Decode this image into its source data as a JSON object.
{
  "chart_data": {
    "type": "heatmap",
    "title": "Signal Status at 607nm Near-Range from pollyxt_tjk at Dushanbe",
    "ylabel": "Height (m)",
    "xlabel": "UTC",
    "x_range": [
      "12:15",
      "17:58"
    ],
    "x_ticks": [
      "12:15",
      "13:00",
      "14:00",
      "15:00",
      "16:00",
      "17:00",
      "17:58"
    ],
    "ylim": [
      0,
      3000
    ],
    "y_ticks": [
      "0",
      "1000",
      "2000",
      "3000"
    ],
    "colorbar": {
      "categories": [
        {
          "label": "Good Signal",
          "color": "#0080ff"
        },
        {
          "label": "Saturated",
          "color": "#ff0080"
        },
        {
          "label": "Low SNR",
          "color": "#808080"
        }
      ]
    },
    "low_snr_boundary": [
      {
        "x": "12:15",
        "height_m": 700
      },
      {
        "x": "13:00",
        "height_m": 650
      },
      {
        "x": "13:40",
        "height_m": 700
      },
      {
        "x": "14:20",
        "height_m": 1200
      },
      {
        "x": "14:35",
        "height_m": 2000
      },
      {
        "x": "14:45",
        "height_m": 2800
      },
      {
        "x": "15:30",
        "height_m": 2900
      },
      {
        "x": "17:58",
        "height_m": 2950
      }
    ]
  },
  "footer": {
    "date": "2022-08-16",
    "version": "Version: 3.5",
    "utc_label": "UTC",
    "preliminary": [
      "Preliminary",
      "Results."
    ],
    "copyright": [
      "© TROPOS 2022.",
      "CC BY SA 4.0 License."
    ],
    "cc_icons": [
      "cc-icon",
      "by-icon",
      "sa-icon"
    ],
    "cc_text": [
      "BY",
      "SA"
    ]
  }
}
+--
- **Instructions to follow**: Copy out all of the data exactly, leaving nothing out.

- **Exercise response**:
Decode this image into its source data as a JSON object.
{
  "chart_data": {
    "type": "heatmap",
    "title": "Signal Status at 607nm Near-Range from pollyxt_tjk at Dushanbe",
    "ylabel": "Height (m)",
    "xlabel": "UTC",
    "x_range": [
      "12:15",
      "17:58"
    ],
    "x_ticks": [
      "12:15",
      "13:00",
      "14:00",
      "15:00",
      "16:00",
      "17:00",
      "17:58"
    ],
    "ylim": [
      0,
      3000
    ],
    "y_ticks": [
      "0",
      "1000",
      "2000",
      "3000"
    ],
    "colorbar": {
      "categories": [
        {
          "label": "Good Signal",
          "color": "#0080ff"
        },
        {
          "label": "Saturated",
          "color": "#ff0080"
        },
        {
          "label": "Low SNR",
          "color": "#808080"
        }
      ]
    },
    "low_snr_boundary": [
      {
        "x": "12:15",
        "height_m": 700
      },
      {
        "x": "13:00",
        "height_m": 650
      },
      {
        "x": "13:40",
        "height_m": 700
      },
      {
        "x": "14:20",
        "height_m": 1200
      },
      {
        "x": "14:35",
        "height_m": 2000
      },
      {
        "x": "14:45",
        "height_m": 2800
      },
      {
        "x": "15:30",
        "height_m": 2900
      },
      {
        "x": "17:58",
        "height_m": 2950
      }
    ]
  },
  "footer": {
    "date": "2022-08-16",
    "version": "Version: 3.5",
    "utc_label": "UTC",
    "preliminary": [
      "Preliminary",
      "Results."
    ],
    "copyright": [
      "© TROPOS 2022.",
      "CC BY SA 4.0 License."
    ],
    "cc_icons": [
      "cc-icon",
      "by-icon",
      "sa-icon"
    ],
    "cc_text": [
      "BY",
      "SA"
    ]
  }
}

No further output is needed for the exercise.